Write the data below out exactly as it stands. Do not include the pictures.

◆ **Data provided**:
···
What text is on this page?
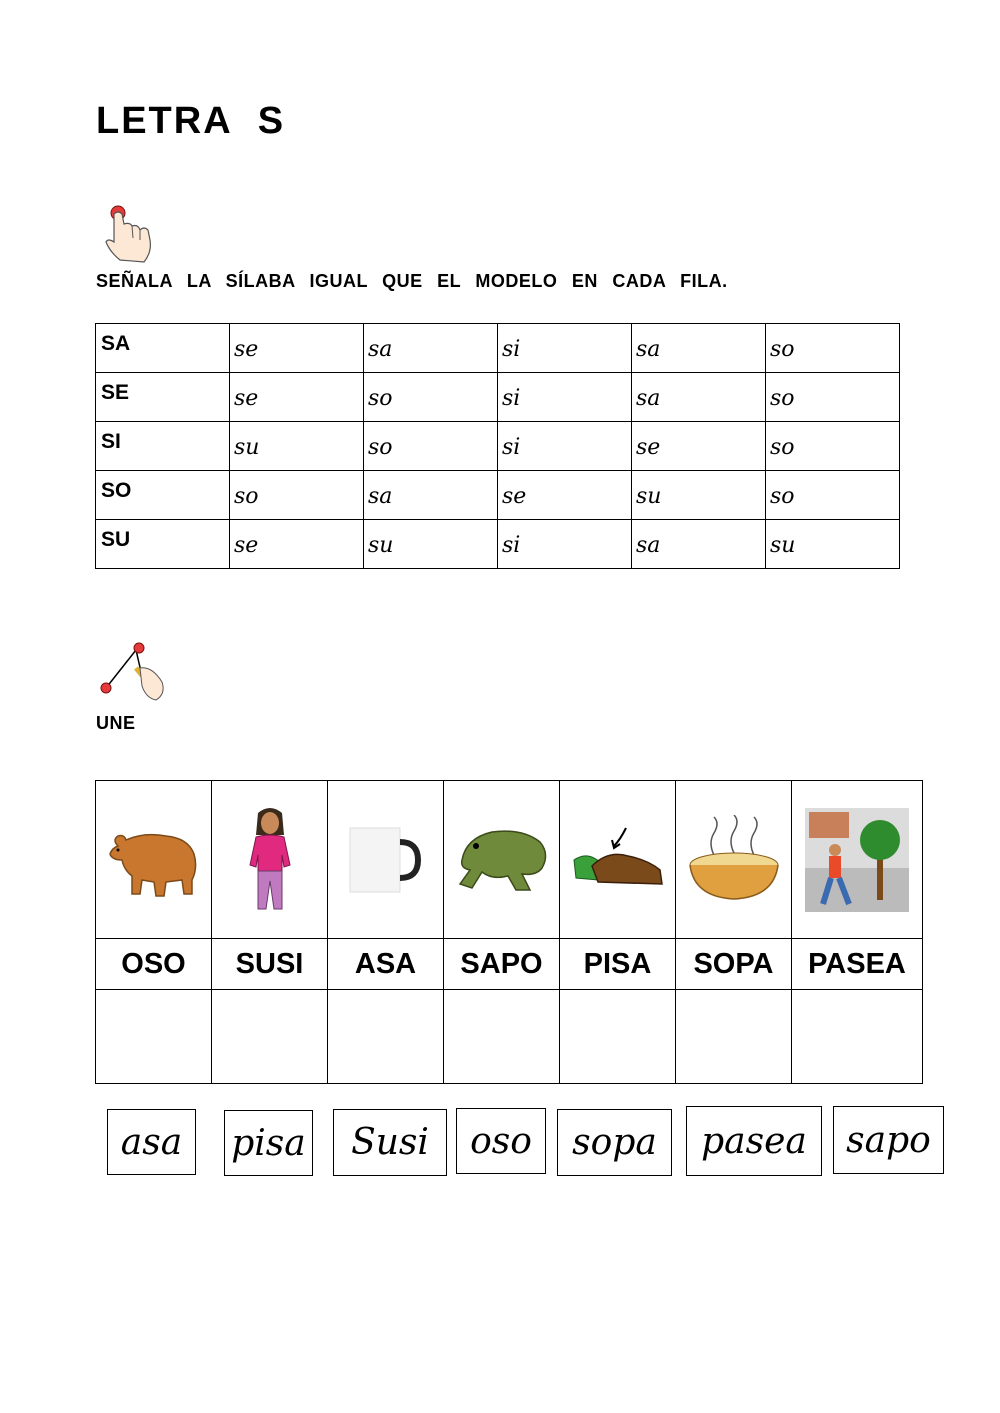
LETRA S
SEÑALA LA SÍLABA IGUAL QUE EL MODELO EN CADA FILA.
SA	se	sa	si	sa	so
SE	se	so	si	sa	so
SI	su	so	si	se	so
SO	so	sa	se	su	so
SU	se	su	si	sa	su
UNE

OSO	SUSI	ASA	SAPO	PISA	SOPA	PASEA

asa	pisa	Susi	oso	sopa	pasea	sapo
···
◆ **Solved problem**:
What text is on this page?
LETRA S
SEÑALA LA SÍLABA IGUAL QUE EL MODELO EN CADA FILA.
SA	se	sa	si	sa	so
SE	se	so	si	sa	so
SI	su	so	si	se	so
SO	so	sa	se	su	so
SU	se	su	si	sa	su
UNE

OSO	SUSI	ASA	SAPO	PISA	SOPA	PASEA

asa	pisa	Susi	oso	sopa	pasea	sapo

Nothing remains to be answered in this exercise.